#### [The exercise]
Retype each line exactly. Skip images.

#### [Recorded data]

------------------------------------

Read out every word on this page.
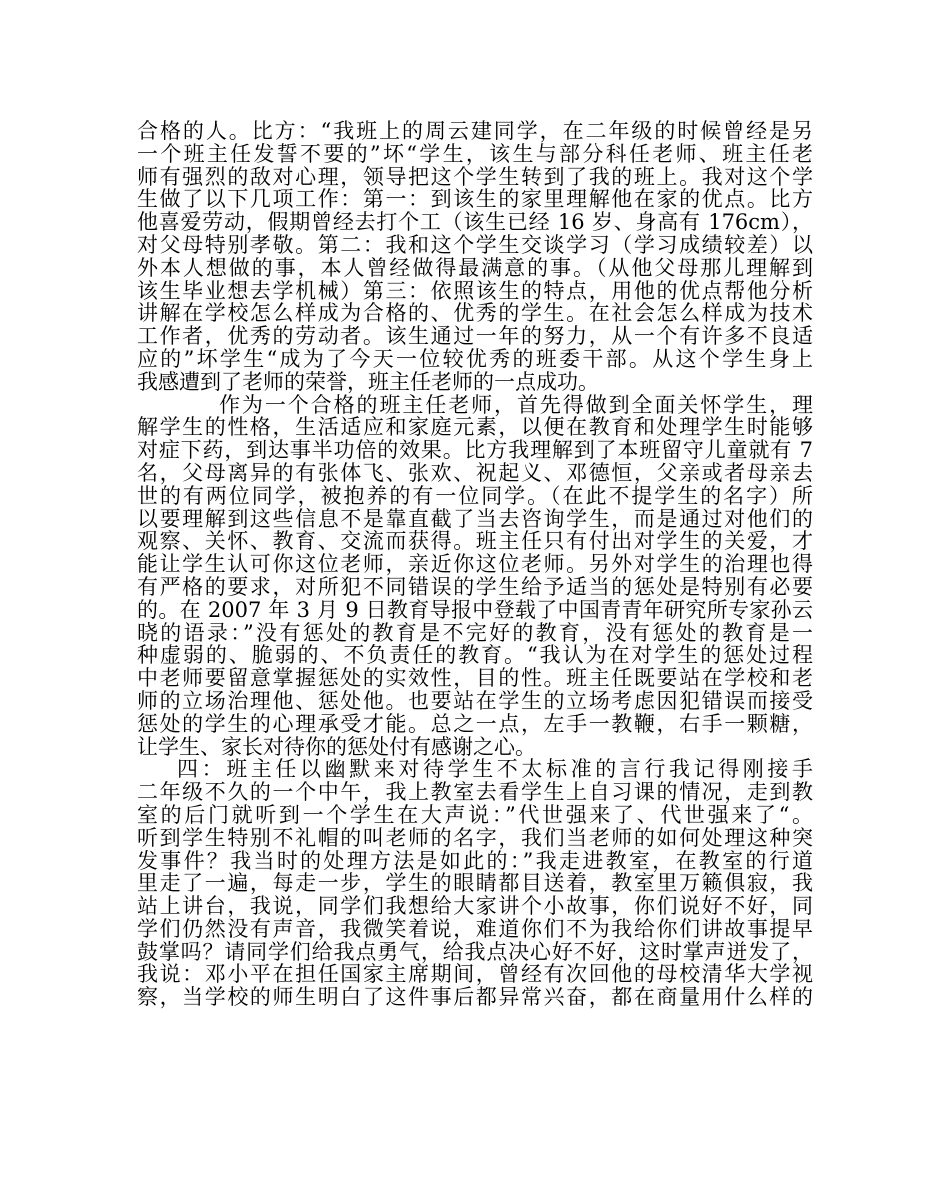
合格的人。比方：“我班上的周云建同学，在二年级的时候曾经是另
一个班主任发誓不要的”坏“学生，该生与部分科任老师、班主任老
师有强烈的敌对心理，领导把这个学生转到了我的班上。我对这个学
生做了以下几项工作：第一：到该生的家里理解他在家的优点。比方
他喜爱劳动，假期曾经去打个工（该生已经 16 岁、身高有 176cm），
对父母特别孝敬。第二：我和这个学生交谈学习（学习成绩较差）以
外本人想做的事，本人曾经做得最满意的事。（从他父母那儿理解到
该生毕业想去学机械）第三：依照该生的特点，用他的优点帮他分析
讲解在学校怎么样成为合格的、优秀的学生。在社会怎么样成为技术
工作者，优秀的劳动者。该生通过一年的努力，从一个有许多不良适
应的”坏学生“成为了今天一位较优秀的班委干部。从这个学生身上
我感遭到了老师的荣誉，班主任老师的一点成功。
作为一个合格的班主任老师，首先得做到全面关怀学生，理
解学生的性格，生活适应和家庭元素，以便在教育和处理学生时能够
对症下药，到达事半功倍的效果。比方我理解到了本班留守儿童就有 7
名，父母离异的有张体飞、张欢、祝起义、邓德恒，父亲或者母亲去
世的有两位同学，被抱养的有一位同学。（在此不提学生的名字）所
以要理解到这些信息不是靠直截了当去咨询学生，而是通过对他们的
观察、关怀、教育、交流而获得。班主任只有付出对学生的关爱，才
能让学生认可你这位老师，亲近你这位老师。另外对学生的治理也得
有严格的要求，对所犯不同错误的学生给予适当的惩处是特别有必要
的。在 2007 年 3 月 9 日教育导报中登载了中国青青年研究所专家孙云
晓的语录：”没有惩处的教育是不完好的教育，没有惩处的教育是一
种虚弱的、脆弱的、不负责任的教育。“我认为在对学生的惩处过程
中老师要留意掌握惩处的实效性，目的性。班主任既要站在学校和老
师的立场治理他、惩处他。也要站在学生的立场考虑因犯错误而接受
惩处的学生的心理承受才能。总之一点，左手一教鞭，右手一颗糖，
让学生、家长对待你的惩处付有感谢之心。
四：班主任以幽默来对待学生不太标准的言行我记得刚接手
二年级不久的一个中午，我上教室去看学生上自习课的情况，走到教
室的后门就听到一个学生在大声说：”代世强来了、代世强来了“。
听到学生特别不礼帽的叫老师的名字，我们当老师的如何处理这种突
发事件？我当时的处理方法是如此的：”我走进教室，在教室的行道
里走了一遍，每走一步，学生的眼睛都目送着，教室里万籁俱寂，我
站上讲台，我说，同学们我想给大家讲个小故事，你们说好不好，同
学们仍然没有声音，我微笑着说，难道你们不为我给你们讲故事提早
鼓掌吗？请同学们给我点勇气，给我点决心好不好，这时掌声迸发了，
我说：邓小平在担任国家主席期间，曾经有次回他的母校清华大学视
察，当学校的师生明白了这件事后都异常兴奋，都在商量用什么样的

------------------------------------

#### [Result for this task]
Read out every word on this page.
合格的人。比方：“我班上的周云建同学，在二年级的时候曾经是另
一个班主任发誓不要的”坏“学生，该生与部分科任老师、班主任老
师有强烈的敌对心理，领导把这个学生转到了我的班上。我对这个学
生做了以下几项工作：第一：到该生的家里理解他在家的优点。比方
他喜爱劳动，假期曾经去打个工（该生已经 16 岁、身高有 176cm），
对父母特别孝敬。第二：我和这个学生交谈学习（学习成绩较差）以
外本人想做的事，本人曾经做得最满意的事。（从他父母那儿理解到
该生毕业想去学机械）第三：依照该生的特点，用他的优点帮他分析
讲解在学校怎么样成为合格的、优秀的学生。在社会怎么样成为技术
工作者，优秀的劳动者。该生通过一年的努力，从一个有许多不良适
应的”坏学生“成为了今天一位较优秀的班委干部。从这个学生身上
我感遭到了老师的荣誉，班主任老师的一点成功。
作为一个合格的班主任老师，首先得做到全面关怀学生，理
解学生的性格，生活适应和家庭元素，以便在教育和处理学生时能够
对症下药，到达事半功倍的效果。比方我理解到了本班留守儿童就有 7
名，父母离异的有张体飞、张欢、祝起义、邓德恒，父亲或者母亲去
世的有两位同学，被抱养的有一位同学。（在此不提学生的名字）所
以要理解到这些信息不是靠直截了当去咨询学生，而是通过对他们的
观察、关怀、教育、交流而获得。班主任只有付出对学生的关爱，才
能让学生认可你这位老师，亲近你这位老师。另外对学生的治理也得
有严格的要求，对所犯不同错误的学生给予适当的惩处是特别有必要
的。在 2007 年 3 月 9 日教育导报中登载了中国青青年研究所专家孙云
晓的语录：”没有惩处的教育是不完好的教育，没有惩处的教育是一
种虚弱的、脆弱的、不负责任的教育。“我认为在对学生的惩处过程
中老师要留意掌握惩处的实效性，目的性。班主任既要站在学校和老
师的立场治理他、惩处他。也要站在学生的立场考虑因犯错误而接受
惩处的学生的心理承受才能。总之一点，左手一教鞭，右手一颗糖，
让学生、家长对待你的惩处付有感谢之心。
四：班主任以幽默来对待学生不太标准的言行我记得刚接手
二年级不久的一个中午，我上教室去看学生上自习课的情况，走到教
室的后门就听到一个学生在大声说：”代世强来了、代世强来了“。
听到学生特别不礼帽的叫老师的名字，我们当老师的如何处理这种突
发事件？我当时的处理方法是如此的：”我走进教室，在教室的行道
里走了一遍，每走一步，学生的眼睛都目送着，教室里万籁俱寂，我
站上讲台，我说，同学们我想给大家讲个小故事，你们说好不好，同
学们仍然没有声音，我微笑着说，难道你们不为我给你们讲故事提早
鼓掌吗？请同学们给我点勇气，给我点决心好不好，这时掌声迸发了，
我说：邓小平在担任国家主席期间，曾经有次回他的母校清华大学视
察，当学校的师生明白了这件事后都异常兴奋，都在商量用什么样的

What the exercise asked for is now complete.